* **Requirement**:
Each line containing the word "content" must be reported.

* **Material shown**:

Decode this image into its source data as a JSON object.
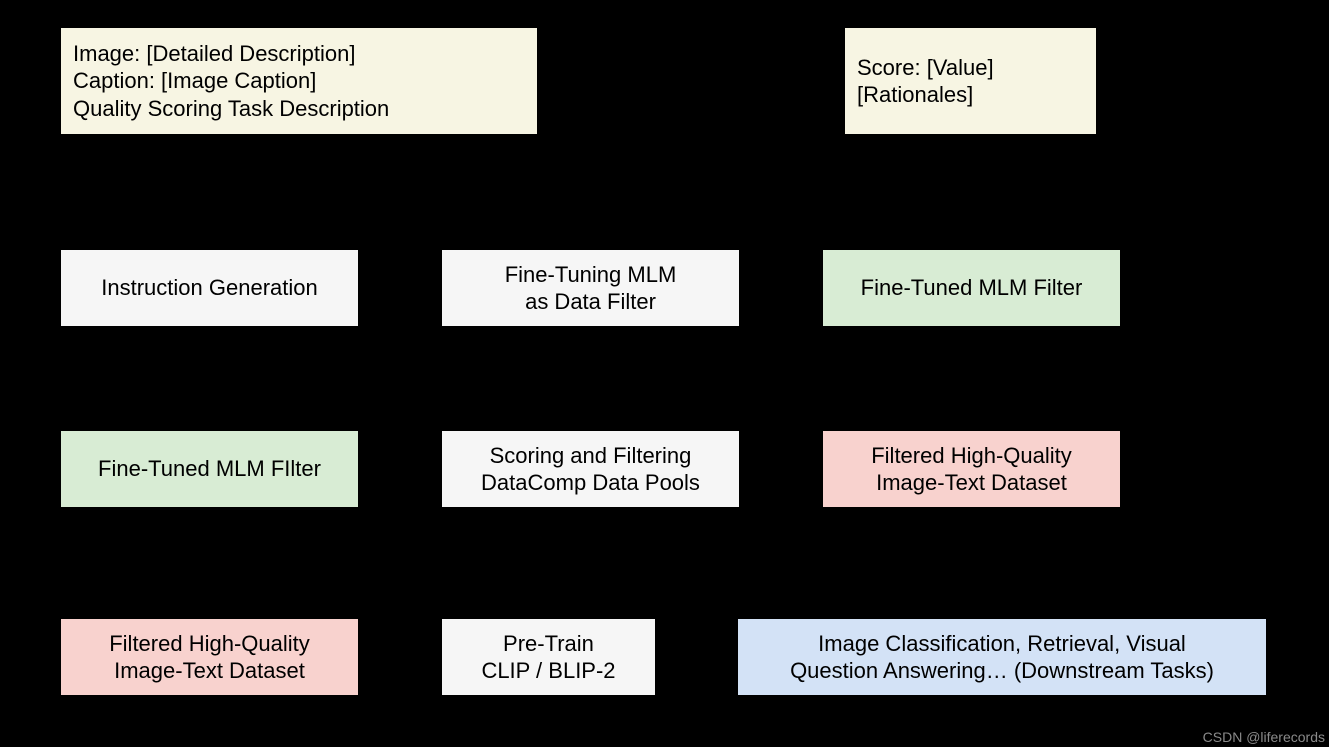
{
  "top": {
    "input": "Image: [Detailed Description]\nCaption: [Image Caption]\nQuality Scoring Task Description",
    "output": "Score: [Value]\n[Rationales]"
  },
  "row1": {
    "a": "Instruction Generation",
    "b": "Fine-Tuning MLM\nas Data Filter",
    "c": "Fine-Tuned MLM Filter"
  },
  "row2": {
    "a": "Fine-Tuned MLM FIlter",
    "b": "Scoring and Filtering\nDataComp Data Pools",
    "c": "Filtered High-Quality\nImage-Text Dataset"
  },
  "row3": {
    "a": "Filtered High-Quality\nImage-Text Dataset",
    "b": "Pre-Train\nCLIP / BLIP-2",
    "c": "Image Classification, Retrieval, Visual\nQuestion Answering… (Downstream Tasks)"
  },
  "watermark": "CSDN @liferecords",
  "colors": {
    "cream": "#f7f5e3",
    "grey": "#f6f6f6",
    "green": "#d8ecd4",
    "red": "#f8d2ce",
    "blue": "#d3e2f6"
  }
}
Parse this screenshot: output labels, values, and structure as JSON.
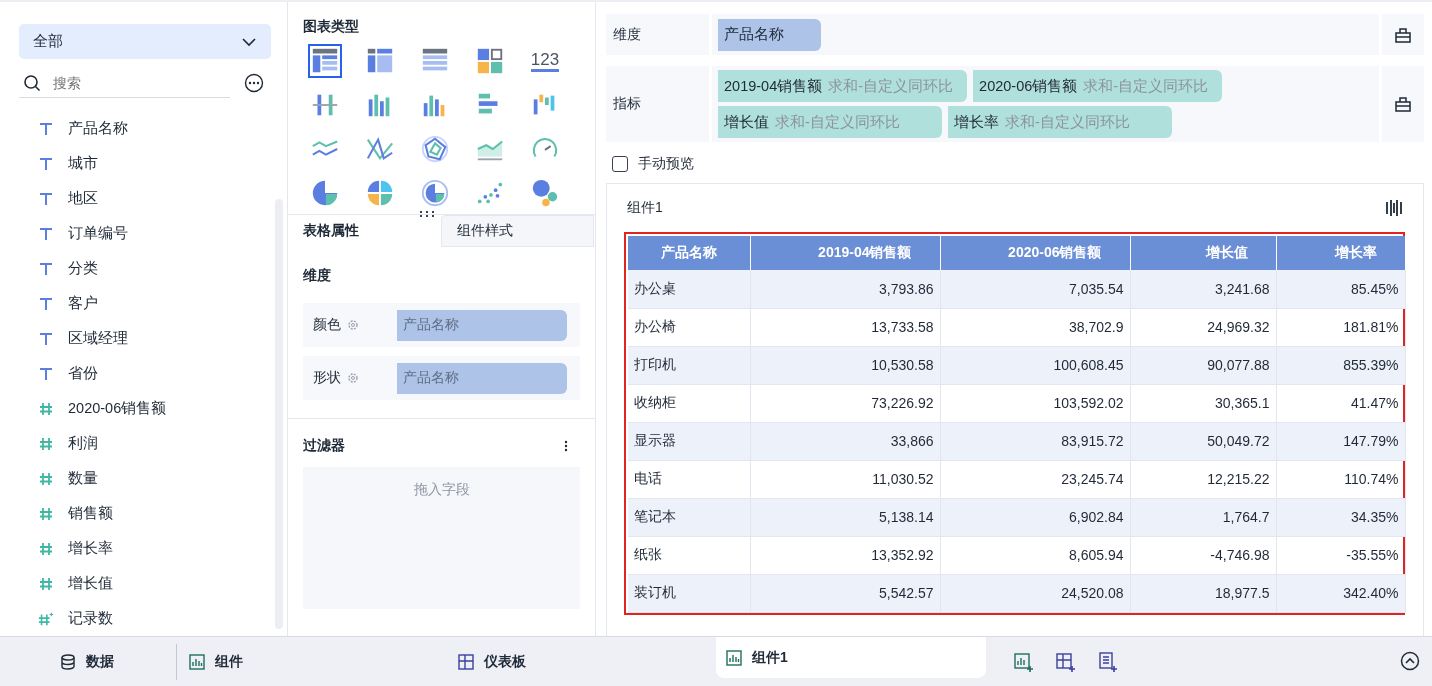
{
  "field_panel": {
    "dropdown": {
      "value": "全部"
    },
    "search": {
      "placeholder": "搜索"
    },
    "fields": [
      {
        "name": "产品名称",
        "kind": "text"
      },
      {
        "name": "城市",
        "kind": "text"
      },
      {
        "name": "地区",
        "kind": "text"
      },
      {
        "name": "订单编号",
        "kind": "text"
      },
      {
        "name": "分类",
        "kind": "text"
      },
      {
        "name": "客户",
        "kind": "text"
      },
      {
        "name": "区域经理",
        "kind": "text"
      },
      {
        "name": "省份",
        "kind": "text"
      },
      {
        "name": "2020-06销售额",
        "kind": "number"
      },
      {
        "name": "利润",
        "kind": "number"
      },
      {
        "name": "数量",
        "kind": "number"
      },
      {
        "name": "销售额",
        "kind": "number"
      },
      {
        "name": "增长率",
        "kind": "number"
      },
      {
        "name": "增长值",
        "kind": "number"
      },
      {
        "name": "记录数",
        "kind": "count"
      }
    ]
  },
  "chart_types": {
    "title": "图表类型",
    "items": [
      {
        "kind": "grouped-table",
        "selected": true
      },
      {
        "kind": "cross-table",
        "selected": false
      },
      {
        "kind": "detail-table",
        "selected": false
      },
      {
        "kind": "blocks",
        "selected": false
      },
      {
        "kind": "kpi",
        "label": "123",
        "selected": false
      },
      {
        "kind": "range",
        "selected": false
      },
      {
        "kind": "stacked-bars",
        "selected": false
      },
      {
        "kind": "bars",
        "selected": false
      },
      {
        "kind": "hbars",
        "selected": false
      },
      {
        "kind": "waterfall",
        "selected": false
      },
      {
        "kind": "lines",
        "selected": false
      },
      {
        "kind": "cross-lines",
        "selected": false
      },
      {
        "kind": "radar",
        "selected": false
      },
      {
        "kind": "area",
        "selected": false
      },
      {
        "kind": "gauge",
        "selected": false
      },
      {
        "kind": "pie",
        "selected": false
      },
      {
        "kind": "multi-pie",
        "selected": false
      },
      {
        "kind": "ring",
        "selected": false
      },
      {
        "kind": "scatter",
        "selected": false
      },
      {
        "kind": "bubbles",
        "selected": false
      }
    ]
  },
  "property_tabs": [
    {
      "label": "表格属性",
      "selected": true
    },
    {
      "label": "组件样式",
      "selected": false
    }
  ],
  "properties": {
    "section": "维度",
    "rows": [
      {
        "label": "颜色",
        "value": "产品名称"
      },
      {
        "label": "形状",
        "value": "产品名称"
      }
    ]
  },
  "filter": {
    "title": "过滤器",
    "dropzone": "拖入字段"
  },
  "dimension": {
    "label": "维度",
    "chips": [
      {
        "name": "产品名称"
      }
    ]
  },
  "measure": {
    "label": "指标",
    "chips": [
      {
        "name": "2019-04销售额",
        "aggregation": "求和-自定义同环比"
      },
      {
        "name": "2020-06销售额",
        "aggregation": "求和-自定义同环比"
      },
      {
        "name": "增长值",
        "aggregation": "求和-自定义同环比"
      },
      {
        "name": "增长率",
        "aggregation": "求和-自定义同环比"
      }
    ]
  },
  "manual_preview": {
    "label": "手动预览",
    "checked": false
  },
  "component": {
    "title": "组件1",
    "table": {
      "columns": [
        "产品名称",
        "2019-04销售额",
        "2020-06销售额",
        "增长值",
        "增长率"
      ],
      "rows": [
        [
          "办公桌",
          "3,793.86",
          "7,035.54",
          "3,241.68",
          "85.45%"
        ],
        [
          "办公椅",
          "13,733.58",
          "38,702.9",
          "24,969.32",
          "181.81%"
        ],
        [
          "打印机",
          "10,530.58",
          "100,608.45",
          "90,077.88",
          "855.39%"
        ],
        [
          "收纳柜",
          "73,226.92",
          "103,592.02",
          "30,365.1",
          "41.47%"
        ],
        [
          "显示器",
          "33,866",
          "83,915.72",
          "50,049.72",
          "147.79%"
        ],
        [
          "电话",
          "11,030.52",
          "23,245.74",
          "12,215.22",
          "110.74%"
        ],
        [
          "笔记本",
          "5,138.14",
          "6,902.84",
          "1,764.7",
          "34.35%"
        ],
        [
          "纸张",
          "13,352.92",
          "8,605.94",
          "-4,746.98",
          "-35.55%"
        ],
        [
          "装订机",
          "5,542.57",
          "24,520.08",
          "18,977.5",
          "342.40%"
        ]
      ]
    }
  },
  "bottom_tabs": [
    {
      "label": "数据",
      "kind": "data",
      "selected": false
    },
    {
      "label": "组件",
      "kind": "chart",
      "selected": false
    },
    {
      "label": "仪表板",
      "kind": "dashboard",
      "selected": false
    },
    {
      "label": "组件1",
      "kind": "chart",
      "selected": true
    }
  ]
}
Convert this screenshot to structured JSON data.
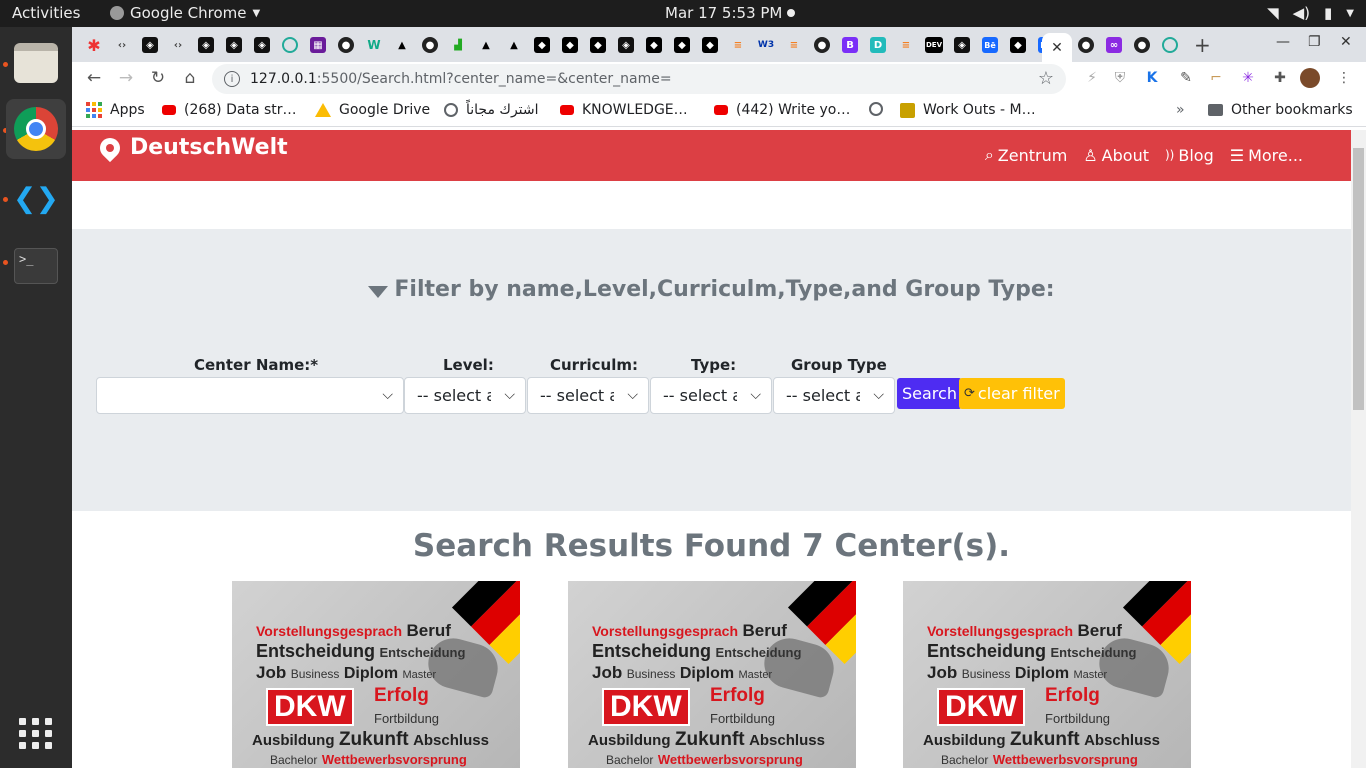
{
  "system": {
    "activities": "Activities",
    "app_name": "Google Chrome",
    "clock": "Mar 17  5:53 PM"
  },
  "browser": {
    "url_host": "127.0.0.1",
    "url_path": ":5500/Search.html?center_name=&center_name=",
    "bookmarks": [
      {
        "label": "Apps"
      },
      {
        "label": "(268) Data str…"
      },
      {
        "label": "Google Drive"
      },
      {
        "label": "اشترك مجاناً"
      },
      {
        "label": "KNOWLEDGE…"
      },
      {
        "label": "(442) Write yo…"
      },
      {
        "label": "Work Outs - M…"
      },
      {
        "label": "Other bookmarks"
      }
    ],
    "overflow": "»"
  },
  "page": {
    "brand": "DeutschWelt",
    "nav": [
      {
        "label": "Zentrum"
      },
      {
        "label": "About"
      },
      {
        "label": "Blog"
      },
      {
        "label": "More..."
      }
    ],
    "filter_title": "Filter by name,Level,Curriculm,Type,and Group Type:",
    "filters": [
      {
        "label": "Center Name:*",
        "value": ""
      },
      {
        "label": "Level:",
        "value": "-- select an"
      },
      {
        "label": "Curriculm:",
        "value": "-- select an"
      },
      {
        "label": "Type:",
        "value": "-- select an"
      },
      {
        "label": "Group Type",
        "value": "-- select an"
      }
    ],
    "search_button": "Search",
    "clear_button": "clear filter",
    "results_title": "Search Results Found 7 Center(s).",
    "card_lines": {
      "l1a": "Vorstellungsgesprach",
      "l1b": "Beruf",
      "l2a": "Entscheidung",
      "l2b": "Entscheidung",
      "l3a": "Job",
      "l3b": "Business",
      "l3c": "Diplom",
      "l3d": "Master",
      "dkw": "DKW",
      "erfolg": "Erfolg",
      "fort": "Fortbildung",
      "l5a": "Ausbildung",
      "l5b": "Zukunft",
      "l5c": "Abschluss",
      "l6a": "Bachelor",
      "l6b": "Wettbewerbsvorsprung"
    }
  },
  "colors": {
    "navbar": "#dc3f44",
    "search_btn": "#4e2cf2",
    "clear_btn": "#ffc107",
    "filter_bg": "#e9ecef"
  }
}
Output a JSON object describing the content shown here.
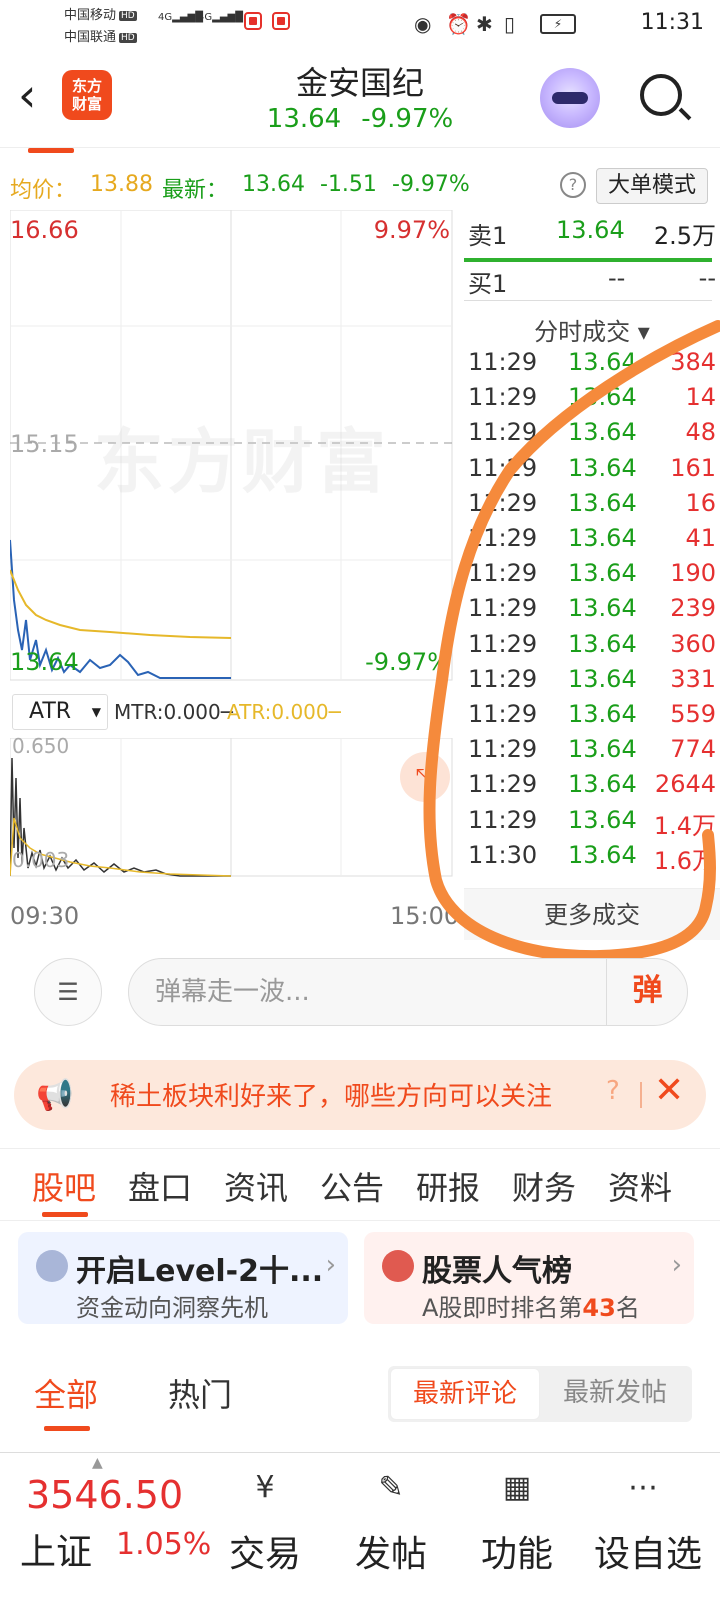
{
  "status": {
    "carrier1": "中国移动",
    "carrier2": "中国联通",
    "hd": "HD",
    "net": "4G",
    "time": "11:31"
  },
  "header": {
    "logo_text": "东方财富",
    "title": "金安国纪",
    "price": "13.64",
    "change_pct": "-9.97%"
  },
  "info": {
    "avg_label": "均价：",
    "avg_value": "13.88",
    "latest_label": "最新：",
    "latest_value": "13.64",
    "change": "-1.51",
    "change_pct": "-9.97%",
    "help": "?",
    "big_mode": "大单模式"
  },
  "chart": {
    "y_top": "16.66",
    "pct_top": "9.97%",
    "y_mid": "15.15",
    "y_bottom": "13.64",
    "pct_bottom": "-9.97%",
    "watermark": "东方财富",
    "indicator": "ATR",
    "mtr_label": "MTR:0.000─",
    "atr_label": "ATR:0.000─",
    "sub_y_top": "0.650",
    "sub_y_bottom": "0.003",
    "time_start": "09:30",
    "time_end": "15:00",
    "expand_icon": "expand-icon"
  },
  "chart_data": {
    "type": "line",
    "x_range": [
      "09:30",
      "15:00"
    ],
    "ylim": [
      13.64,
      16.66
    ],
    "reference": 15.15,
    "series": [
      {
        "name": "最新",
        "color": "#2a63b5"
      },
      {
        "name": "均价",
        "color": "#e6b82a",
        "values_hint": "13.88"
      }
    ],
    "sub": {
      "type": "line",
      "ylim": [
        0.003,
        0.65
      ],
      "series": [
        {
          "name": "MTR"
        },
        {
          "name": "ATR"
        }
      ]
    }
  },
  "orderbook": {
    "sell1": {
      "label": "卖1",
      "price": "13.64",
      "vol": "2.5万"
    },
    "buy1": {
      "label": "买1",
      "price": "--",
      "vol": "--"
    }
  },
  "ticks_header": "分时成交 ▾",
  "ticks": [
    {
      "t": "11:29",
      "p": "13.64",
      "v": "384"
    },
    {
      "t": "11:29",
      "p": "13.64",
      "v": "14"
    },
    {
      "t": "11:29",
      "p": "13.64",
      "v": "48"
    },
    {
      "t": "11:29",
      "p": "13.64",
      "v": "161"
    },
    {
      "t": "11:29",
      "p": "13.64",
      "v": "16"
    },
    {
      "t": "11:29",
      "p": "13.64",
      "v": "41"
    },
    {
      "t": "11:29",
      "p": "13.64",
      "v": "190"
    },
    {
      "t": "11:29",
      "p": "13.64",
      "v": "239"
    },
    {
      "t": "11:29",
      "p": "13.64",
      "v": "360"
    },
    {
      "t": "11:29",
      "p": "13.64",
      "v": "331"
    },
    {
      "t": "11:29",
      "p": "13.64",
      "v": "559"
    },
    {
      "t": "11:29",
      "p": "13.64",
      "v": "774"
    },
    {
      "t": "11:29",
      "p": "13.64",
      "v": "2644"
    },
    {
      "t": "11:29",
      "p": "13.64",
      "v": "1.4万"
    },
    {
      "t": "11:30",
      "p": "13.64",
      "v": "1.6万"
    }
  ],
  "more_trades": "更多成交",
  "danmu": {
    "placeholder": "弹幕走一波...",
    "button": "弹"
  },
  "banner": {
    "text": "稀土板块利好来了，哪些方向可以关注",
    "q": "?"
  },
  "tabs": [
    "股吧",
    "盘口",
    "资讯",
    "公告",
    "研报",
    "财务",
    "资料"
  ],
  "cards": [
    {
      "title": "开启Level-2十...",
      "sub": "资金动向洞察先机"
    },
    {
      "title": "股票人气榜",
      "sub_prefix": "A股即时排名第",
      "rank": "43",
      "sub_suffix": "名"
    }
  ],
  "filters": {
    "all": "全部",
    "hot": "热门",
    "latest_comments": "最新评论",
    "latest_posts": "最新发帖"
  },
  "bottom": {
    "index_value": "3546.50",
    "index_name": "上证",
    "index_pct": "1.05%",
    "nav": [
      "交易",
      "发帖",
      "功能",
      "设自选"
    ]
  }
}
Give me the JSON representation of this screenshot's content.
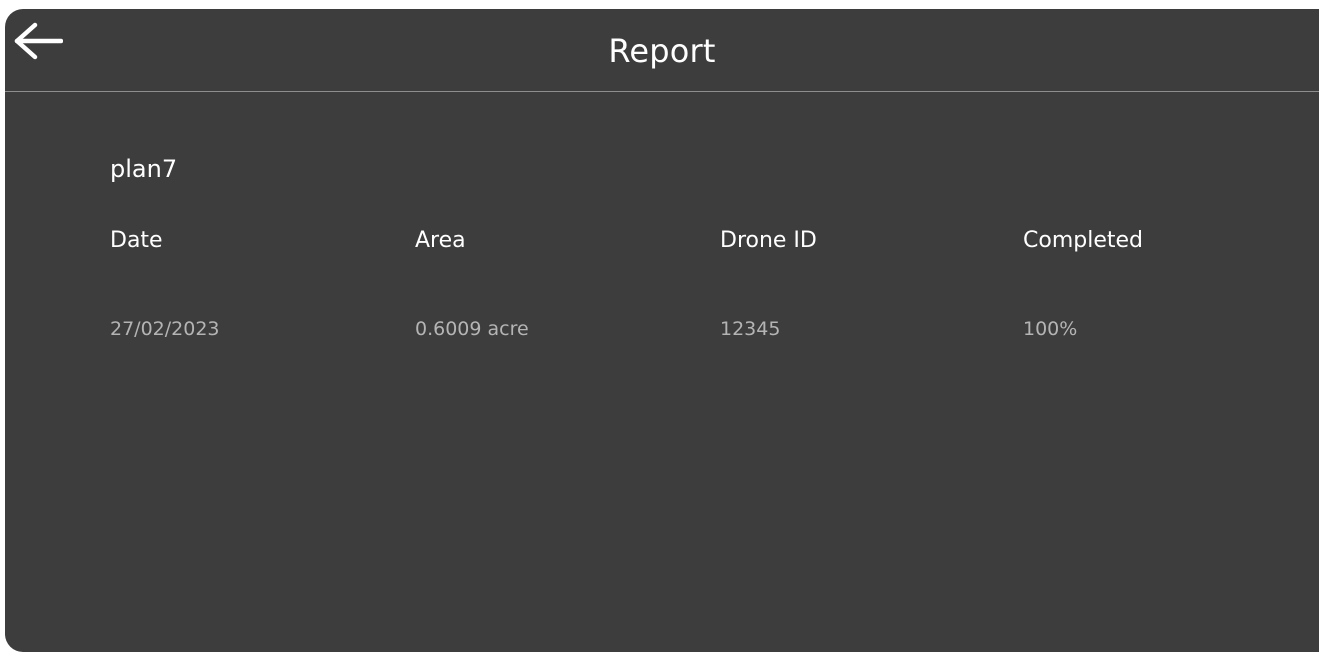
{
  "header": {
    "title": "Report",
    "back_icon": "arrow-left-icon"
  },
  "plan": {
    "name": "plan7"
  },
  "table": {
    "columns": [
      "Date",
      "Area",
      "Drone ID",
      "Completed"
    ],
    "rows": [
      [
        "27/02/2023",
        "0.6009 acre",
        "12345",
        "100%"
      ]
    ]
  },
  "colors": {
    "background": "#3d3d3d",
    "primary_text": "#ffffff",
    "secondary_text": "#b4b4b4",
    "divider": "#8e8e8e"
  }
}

* **Exercise solution**:
Output a JSON object describing the content shown here.
Give me the JSON representation of this screenshot's content.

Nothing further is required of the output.